EXERCISE INSTRUCTIONS:
Give again, word for word, only the lines from the one containing "Convert this screenshot" through the final line.

::: DATA EXTRACT :::

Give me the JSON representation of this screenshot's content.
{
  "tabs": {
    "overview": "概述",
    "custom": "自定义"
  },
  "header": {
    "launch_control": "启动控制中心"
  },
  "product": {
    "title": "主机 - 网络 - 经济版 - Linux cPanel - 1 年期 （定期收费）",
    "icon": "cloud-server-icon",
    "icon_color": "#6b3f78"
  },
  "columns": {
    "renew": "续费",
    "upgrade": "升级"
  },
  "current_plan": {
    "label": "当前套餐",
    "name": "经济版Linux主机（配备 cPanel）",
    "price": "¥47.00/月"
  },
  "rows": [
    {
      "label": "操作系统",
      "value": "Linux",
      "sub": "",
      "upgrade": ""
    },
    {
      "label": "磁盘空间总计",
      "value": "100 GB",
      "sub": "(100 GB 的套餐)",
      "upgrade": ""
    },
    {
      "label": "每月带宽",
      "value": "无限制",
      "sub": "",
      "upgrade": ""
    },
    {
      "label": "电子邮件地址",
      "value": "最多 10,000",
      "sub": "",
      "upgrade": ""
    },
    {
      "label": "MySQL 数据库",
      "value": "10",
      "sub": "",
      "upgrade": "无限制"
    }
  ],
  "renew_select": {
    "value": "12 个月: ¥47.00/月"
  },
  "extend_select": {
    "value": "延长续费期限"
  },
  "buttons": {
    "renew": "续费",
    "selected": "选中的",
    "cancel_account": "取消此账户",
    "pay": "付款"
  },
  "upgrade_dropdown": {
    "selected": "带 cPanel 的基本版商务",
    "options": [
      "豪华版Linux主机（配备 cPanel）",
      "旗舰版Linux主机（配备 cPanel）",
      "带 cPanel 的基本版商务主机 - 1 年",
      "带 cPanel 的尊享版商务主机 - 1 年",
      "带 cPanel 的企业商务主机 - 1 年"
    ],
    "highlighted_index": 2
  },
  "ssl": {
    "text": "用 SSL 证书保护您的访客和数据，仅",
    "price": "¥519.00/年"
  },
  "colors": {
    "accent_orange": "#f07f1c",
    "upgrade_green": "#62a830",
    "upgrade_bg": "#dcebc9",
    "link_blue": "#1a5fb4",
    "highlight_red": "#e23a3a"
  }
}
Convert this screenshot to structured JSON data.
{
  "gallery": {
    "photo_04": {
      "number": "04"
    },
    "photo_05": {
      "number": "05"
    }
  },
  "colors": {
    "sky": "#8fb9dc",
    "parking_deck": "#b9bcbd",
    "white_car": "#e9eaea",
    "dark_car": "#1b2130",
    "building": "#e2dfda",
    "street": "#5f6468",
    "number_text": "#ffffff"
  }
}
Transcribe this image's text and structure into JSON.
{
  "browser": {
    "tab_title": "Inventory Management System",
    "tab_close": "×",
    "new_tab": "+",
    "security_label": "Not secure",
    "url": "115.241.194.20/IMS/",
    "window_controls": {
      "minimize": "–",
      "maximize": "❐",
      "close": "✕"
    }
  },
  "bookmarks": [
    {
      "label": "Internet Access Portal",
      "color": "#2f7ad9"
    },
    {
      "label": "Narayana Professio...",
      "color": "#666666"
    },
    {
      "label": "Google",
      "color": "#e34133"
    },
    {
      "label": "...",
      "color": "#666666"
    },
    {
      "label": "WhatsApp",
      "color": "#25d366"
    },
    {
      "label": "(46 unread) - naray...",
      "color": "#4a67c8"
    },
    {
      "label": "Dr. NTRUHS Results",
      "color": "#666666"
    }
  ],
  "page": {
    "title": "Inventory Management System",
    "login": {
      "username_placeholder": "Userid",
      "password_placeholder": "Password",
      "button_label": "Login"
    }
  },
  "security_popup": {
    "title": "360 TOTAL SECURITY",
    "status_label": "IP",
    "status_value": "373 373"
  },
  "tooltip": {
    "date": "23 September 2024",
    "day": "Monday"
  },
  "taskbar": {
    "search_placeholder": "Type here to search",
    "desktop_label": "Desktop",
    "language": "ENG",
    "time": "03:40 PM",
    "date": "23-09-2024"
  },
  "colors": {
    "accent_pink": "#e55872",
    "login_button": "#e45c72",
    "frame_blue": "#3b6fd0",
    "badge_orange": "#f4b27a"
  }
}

:::

ANSWER TO THIS EXERCISE:
Convert this screenshot to structured JSON data.
{
  "gallery": {
    "photo_04": {
      "number": "04"
    },
    "photo_05": {
      "number": "05"
    }
  },
  "colors": {
    "sky": "#8fb9dc",
    "parking_deck": "#b9bcbd",
    "white_car": "#e9eaea",
    "dark_car": "#1b2130",
    "building": "#e2dfda",
    "street": "#5f6468",
    "number_text": "#ffffff"
  }
}
Transcribe this image's text and structure into JSON.
{
  "browser": {
    "tab_title": "Inventory Management System",
    "tab_close": "×",
    "new_tab": "+",
    "security_label": "Not secure",
    "url": "115.241.194.20/IMS/",
    "window_controls": {
      "minimize": "–",
      "maximize": "❐",
      "close": "✕"
    }
  },
  "bookmarks": [
    {
      "label": "Internet Access Portal",
      "color": "#2f7ad9"
    },
    {
      "label": "Narayana Professio...",
      "color": "#666666"
    },
    {
      "label": "Google",
      "color": "#e34133"
    },
    {
      "label": "...",
      "color": "#666666"
    },
    {
      "label": "WhatsApp",
      "color": "#25d366"
    },
    {
      "label": "(46 unread) - naray...",
      "color": "#4a67c8"
    },
    {
      "label": "Dr. NTRUHS Results",
      "color": "#666666"
    }
  ],
  "page": {
    "title": "Inventory Management System",
    "login": {
      "username_placeholder": "Userid",
      "password_placeholder": "Password",
      "button_label": "Login"
    }
  },
  "security_popup": {
    "title": "360 TOTAL SECURITY",
    "status_label": "IP",
    "status_value": "373 373"
  },
  "tooltip": {
    "date": "23 September 2024",
    "day": "Monday"
  },
  "taskbar": {
    "search_placeholder": "Type here to search",
    "desktop_label": "Desktop",
    "language": "ENG",
    "time": "03:40 PM",
    "date": "23-09-2024"
  },
  "colors": {
    "accent_pink": "#e55872",
    "login_button": "#e45c72",
    "frame_blue": "#3b6fd0",
    "badge_orange": "#f4b27a"
  }
}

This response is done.